[Extracted data start]

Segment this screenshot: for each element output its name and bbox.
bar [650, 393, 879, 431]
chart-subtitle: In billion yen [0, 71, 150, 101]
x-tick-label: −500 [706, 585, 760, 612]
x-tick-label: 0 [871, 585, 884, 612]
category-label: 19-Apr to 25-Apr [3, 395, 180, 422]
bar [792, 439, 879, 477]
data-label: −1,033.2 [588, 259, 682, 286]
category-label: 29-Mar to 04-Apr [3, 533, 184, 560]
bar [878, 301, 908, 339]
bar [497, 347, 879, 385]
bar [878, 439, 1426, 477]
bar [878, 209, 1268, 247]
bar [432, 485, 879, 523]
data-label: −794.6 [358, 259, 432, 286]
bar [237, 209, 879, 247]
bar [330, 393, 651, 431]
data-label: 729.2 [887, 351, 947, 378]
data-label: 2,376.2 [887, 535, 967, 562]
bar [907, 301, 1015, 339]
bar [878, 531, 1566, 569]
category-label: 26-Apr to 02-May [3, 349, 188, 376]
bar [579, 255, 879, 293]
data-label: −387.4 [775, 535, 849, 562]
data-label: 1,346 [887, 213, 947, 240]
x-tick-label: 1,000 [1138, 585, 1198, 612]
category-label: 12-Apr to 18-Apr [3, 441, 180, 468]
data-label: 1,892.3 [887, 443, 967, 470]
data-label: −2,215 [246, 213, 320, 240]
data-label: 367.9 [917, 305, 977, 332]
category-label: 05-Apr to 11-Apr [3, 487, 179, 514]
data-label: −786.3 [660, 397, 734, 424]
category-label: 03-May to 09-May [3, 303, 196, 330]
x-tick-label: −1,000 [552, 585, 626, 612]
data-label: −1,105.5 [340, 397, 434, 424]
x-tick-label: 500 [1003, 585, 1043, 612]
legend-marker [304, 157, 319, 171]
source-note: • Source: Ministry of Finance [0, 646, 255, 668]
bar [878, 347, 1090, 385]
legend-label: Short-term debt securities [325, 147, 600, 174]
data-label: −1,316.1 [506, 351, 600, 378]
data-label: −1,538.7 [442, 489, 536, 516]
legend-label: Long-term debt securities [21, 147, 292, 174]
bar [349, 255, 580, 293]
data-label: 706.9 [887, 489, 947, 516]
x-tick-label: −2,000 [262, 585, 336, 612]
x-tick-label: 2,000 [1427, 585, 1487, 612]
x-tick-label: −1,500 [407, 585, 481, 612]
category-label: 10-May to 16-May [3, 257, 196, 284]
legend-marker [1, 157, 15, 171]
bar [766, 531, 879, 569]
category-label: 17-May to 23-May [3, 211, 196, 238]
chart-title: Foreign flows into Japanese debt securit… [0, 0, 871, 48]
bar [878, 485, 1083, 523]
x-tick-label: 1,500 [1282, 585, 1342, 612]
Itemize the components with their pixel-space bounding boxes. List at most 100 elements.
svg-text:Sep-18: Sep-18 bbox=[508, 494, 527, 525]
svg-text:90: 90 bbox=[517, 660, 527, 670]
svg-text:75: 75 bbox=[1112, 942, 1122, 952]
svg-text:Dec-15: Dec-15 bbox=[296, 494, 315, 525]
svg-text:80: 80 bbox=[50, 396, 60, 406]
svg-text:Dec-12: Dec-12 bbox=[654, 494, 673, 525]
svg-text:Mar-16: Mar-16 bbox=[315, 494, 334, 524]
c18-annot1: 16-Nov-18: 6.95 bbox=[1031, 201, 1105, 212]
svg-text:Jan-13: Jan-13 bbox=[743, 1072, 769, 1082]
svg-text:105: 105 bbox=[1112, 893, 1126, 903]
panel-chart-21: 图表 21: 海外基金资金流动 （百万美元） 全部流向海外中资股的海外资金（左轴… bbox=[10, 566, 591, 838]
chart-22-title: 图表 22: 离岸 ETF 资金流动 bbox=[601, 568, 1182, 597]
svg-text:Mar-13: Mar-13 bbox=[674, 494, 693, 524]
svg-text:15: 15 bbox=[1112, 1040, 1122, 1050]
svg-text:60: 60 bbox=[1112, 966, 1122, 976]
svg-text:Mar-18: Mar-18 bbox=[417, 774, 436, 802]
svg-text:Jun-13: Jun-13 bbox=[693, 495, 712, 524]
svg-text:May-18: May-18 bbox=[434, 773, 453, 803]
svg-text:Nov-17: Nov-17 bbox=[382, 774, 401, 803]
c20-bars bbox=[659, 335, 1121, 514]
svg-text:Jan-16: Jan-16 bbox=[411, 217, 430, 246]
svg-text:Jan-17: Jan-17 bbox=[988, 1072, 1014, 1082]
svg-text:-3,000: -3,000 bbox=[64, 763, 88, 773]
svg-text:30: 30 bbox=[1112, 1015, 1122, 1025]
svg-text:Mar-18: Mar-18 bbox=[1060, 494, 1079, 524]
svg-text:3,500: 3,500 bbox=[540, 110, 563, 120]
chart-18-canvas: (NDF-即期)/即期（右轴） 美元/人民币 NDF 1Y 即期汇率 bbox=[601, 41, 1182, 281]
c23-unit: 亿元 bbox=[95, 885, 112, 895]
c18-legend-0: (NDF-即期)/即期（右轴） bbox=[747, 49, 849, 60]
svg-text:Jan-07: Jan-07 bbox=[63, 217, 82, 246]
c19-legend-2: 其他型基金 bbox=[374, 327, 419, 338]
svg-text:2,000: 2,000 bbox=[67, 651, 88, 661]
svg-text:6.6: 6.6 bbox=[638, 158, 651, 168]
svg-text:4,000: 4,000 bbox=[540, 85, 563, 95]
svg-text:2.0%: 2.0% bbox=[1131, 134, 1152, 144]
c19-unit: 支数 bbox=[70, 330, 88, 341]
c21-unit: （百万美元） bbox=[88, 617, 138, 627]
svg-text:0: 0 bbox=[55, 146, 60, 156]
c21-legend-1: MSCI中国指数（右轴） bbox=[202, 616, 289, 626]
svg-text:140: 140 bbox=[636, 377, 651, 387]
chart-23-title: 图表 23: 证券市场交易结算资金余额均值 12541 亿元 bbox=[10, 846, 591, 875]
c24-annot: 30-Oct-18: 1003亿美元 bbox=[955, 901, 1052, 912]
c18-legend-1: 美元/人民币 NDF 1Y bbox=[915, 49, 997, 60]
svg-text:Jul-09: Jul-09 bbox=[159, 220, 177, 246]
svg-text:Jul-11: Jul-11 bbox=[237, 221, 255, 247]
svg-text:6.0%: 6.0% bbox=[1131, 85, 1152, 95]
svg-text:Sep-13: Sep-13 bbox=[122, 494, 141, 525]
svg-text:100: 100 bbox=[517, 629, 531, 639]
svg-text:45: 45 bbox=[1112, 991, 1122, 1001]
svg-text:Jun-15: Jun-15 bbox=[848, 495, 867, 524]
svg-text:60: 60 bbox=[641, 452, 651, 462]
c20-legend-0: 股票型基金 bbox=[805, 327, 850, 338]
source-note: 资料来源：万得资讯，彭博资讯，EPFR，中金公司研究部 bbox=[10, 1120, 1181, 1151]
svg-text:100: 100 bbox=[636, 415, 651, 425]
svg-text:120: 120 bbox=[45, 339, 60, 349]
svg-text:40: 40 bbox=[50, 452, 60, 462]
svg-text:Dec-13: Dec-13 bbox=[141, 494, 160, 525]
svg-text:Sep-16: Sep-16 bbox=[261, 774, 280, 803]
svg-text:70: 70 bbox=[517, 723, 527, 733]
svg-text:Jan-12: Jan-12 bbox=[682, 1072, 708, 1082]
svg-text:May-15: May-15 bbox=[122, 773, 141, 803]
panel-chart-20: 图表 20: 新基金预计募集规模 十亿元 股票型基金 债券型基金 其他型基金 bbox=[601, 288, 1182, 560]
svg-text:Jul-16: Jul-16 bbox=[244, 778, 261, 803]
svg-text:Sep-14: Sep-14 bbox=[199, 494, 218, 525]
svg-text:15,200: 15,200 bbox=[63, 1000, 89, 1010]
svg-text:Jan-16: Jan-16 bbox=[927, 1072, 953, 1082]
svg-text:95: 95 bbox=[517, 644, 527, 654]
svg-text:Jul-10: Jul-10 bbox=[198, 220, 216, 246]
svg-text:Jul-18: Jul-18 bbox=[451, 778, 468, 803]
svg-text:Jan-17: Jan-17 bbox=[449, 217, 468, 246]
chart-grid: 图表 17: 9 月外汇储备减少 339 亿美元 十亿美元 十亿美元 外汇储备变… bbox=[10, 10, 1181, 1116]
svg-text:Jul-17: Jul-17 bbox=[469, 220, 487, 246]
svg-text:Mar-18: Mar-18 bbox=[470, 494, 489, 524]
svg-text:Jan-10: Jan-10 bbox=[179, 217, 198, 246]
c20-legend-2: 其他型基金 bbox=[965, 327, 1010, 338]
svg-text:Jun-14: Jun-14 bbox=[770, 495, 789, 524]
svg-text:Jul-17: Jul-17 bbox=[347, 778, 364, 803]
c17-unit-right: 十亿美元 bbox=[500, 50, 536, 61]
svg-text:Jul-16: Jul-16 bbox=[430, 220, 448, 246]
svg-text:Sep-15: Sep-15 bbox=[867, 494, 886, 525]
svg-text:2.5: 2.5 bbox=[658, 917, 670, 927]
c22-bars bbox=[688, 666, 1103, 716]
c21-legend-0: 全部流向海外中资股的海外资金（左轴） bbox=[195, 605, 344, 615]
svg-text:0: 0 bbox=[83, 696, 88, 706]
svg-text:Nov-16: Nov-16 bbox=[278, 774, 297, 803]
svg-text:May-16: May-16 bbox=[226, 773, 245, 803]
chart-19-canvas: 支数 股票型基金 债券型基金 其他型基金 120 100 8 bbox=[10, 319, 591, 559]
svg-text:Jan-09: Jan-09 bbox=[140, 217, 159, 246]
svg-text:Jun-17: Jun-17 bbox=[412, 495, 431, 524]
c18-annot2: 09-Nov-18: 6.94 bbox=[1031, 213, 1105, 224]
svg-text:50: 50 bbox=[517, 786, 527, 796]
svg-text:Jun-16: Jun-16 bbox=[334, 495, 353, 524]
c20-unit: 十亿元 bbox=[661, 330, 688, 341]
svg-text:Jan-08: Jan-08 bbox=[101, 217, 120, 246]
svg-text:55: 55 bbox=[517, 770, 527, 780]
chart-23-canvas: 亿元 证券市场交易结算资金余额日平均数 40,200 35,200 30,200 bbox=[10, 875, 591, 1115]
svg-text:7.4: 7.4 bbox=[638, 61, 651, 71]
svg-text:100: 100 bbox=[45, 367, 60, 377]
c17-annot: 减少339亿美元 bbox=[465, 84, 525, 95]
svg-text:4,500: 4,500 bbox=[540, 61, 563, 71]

[Extracted data end]

▶ **What is required**:
How many lines of the data above contain the string "panel"? Reply with the number only.

▶ **Solved problem**:
2